# START OF Data to use
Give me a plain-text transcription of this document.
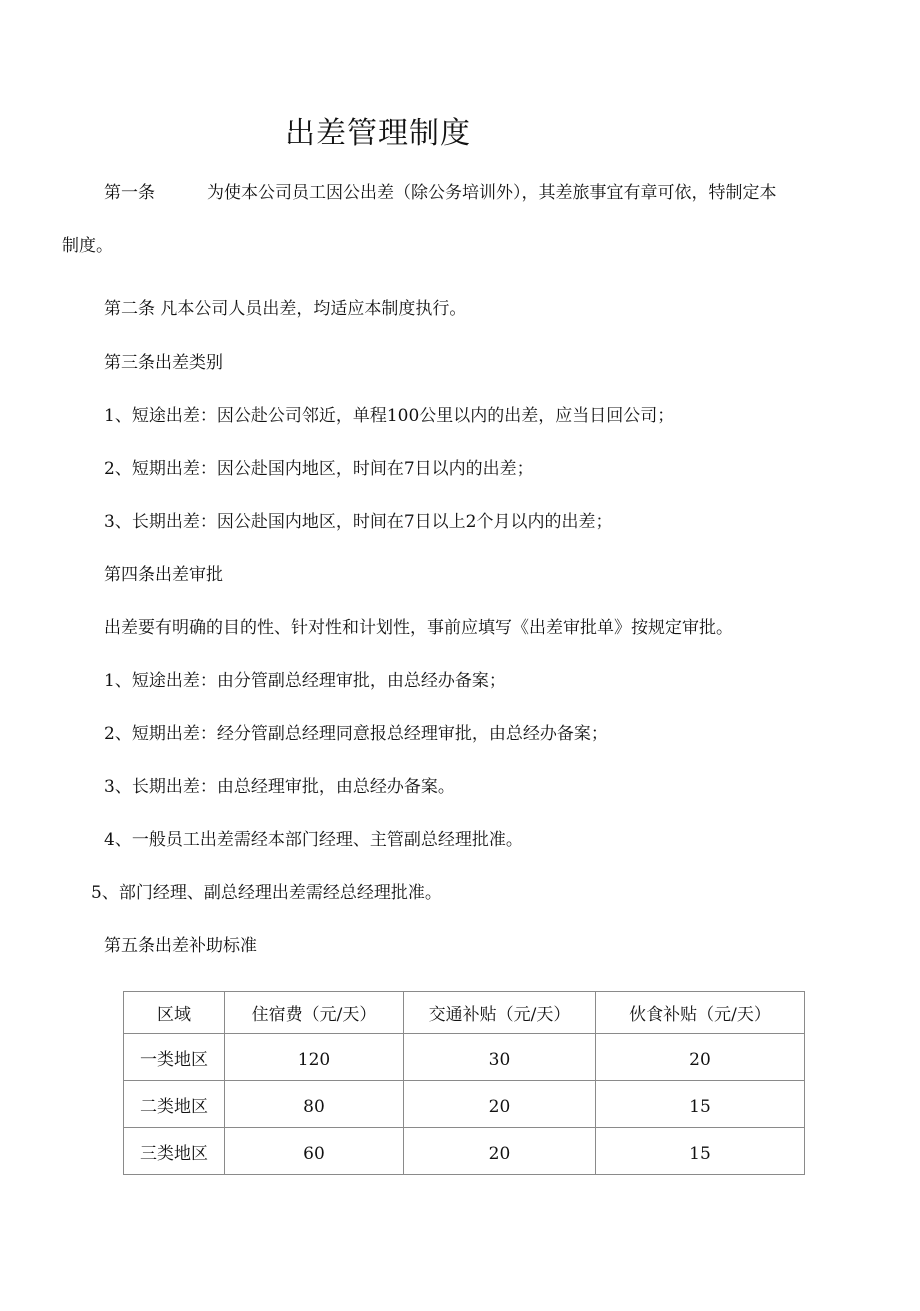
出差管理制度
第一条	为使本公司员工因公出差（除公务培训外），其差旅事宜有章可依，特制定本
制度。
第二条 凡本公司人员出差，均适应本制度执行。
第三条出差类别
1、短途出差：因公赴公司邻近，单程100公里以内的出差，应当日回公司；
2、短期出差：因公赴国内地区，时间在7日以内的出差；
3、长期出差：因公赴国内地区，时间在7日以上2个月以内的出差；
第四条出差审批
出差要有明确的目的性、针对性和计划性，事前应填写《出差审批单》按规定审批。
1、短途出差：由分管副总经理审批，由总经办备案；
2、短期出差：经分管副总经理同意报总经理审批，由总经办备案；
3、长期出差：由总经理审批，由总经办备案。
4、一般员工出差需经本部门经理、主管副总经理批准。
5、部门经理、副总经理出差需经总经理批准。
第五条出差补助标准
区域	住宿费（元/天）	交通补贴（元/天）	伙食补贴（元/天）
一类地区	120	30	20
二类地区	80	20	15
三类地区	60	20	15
# END OF Data to use
# START OF Data to use
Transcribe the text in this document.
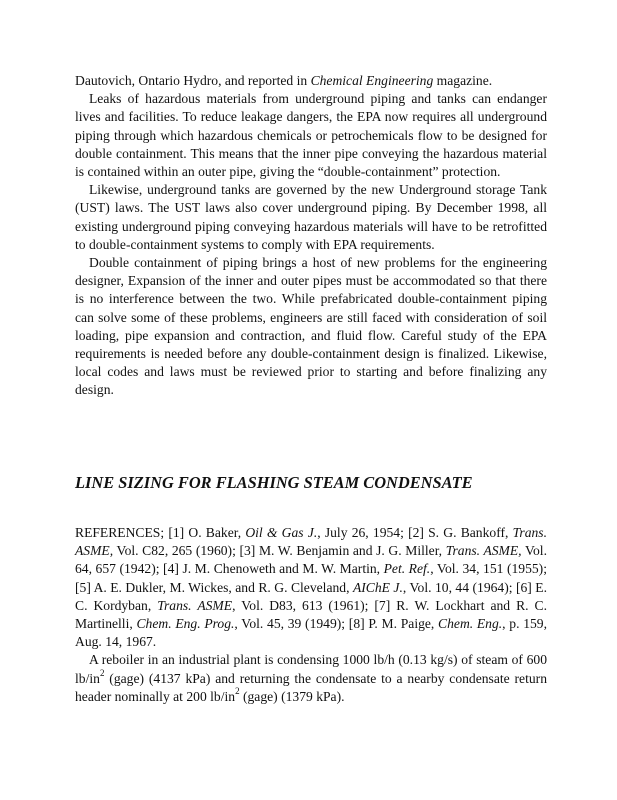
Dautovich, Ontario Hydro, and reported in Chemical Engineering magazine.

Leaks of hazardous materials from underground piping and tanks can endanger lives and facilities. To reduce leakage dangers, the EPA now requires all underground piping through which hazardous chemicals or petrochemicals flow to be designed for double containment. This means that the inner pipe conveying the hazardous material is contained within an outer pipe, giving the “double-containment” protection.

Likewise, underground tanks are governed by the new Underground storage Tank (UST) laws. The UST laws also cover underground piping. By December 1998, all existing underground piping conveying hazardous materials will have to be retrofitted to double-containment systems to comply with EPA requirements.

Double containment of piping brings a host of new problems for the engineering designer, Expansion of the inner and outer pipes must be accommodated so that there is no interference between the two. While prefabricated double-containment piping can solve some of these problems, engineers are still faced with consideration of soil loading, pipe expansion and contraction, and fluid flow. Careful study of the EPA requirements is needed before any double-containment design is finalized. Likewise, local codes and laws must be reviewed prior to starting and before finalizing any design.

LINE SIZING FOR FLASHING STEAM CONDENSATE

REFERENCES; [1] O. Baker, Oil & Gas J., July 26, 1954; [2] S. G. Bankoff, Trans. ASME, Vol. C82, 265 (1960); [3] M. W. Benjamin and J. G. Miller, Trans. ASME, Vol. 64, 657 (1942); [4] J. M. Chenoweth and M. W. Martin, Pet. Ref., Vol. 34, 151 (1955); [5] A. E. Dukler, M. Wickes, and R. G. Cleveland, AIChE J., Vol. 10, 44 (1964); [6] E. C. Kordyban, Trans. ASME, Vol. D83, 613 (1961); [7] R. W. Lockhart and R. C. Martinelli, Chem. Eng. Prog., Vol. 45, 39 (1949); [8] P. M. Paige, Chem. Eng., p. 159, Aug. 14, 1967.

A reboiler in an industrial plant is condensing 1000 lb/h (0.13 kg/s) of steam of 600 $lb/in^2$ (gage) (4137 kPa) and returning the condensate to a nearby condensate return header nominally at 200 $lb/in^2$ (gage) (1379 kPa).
# END OF Data to use
▶ **Problem description**
Find the lines that include the string "因公赴国内地区", then copy each of them.

▶ **Exercise result**
2、短期出差：因公赴国内地区，时间在7日以内的出差；
3、长期出差：因公赴国内地区，时间在7日以上2个月以内的出差；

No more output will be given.